§ Exercise
Where the data below has the string "bottom", return the whole line.

§ Extracted records
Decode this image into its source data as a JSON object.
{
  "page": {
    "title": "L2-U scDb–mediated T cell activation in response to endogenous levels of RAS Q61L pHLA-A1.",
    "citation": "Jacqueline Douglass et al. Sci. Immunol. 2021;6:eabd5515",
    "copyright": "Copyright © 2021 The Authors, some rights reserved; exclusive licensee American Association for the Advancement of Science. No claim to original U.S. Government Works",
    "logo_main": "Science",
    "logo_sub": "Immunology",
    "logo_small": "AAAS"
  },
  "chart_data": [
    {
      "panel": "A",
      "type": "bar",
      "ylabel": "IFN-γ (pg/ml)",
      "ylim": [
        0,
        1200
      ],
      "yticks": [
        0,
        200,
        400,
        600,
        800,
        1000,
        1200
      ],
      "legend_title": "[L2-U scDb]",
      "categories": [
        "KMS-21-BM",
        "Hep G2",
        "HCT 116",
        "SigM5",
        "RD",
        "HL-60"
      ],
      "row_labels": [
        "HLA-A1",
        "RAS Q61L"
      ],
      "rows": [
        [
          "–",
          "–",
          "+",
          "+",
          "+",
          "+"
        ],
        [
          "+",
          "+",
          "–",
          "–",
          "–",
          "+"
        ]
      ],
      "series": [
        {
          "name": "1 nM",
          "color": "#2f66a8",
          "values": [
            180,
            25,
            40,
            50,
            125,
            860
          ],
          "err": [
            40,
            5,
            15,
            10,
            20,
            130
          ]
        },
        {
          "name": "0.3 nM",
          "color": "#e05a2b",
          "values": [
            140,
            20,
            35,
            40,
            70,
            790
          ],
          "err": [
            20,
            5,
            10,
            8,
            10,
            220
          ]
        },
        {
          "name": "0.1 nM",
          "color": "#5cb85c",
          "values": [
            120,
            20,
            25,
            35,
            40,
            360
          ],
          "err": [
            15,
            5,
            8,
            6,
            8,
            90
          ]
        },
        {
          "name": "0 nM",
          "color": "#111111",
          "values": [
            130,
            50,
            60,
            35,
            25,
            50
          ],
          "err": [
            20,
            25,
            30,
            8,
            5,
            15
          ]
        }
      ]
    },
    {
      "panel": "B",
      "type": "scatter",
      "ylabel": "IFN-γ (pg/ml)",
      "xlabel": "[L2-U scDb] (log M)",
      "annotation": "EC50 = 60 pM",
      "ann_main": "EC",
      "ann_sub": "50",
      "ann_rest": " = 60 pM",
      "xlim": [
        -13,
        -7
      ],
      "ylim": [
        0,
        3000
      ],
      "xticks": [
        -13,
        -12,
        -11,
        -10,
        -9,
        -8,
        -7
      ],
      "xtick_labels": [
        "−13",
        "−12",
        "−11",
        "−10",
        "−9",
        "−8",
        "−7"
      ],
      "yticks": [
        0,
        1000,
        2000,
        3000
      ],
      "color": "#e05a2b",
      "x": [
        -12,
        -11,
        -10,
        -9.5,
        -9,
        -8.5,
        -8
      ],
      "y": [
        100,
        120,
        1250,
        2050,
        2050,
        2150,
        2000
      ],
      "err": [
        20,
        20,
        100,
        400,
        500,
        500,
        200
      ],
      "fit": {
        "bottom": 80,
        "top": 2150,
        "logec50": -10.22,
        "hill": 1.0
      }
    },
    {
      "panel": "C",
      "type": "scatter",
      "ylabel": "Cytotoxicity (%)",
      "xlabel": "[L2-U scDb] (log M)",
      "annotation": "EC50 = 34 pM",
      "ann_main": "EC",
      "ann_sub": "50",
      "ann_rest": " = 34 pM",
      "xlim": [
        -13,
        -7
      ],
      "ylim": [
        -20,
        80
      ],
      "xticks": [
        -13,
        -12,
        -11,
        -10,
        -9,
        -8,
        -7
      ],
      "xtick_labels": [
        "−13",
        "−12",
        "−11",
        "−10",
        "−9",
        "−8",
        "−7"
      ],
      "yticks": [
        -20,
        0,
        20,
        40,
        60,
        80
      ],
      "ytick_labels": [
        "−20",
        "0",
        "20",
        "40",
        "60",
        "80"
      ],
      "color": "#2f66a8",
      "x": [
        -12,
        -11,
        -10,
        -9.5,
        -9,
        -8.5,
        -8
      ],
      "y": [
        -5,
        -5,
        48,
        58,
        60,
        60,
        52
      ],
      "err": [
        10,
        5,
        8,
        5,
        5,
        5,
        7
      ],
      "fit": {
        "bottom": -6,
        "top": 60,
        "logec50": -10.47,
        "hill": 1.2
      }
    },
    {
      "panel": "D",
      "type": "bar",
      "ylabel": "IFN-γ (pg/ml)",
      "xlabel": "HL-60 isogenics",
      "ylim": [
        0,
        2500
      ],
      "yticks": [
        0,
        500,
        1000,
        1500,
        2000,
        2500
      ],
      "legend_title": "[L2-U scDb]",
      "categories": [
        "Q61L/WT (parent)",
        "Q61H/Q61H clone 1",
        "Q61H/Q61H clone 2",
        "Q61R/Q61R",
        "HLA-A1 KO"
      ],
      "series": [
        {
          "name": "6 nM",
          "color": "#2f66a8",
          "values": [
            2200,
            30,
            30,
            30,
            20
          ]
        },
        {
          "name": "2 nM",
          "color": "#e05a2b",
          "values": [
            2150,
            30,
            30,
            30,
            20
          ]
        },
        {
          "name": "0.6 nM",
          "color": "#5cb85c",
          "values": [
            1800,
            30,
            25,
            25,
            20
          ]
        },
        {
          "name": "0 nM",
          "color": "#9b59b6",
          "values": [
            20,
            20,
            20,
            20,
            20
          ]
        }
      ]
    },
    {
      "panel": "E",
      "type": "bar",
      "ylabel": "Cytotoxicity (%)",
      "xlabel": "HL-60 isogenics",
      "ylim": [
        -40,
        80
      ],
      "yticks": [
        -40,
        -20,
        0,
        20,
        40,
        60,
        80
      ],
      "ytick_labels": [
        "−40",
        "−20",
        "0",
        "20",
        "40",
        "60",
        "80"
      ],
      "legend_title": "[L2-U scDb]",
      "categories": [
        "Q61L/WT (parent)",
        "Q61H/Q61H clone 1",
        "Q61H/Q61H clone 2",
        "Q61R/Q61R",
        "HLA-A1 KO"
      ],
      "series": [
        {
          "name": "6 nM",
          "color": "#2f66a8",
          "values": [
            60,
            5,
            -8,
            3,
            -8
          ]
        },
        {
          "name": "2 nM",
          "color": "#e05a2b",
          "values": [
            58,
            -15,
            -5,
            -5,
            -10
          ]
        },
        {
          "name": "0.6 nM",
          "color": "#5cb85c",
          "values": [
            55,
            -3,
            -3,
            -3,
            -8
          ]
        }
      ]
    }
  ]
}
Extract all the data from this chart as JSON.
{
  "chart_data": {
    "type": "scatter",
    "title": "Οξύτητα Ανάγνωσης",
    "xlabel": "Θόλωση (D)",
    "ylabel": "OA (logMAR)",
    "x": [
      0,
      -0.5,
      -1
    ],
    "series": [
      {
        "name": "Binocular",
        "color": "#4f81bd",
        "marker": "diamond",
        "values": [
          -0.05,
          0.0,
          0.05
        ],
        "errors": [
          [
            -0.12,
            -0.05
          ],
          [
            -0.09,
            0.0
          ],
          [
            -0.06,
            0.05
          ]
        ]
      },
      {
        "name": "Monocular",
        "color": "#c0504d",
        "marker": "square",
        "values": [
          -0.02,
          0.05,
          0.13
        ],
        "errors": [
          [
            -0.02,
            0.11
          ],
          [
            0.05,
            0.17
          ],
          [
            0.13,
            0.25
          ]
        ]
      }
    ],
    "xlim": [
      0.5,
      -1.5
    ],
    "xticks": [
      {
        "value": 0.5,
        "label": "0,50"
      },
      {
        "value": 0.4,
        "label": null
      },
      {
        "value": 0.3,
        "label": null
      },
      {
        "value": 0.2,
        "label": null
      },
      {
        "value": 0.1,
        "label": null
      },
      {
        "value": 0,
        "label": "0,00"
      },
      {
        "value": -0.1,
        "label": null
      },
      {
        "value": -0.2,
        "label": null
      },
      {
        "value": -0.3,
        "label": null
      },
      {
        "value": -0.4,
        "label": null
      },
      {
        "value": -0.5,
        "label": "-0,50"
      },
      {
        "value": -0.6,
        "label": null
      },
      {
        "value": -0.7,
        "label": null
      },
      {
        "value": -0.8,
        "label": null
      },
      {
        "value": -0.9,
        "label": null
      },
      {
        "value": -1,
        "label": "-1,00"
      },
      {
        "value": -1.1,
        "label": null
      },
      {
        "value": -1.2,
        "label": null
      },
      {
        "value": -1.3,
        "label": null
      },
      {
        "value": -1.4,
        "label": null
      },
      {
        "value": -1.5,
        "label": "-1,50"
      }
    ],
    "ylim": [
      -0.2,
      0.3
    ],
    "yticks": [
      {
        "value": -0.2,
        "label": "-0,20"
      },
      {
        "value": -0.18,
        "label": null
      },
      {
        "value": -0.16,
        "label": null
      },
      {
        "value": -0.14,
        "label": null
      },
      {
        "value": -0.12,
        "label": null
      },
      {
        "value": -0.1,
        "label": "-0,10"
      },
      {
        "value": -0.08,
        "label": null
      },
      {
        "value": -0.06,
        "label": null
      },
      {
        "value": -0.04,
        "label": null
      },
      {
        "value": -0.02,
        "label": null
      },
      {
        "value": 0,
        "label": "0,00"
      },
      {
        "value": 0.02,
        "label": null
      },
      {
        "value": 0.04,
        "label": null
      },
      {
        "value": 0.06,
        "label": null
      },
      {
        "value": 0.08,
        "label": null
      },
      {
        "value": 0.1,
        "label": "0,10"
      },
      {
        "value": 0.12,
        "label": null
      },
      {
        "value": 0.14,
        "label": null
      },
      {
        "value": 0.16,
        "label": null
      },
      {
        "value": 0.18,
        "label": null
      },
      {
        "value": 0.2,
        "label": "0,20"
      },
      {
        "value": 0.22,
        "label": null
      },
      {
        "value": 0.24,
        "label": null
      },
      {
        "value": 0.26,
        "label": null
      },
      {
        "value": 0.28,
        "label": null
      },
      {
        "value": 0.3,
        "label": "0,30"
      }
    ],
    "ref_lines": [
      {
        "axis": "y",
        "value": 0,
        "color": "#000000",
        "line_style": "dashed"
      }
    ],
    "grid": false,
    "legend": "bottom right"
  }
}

§ Answer to this task
        "bottom": 80,
        "bottom": -6,
    "legend": "bottom right"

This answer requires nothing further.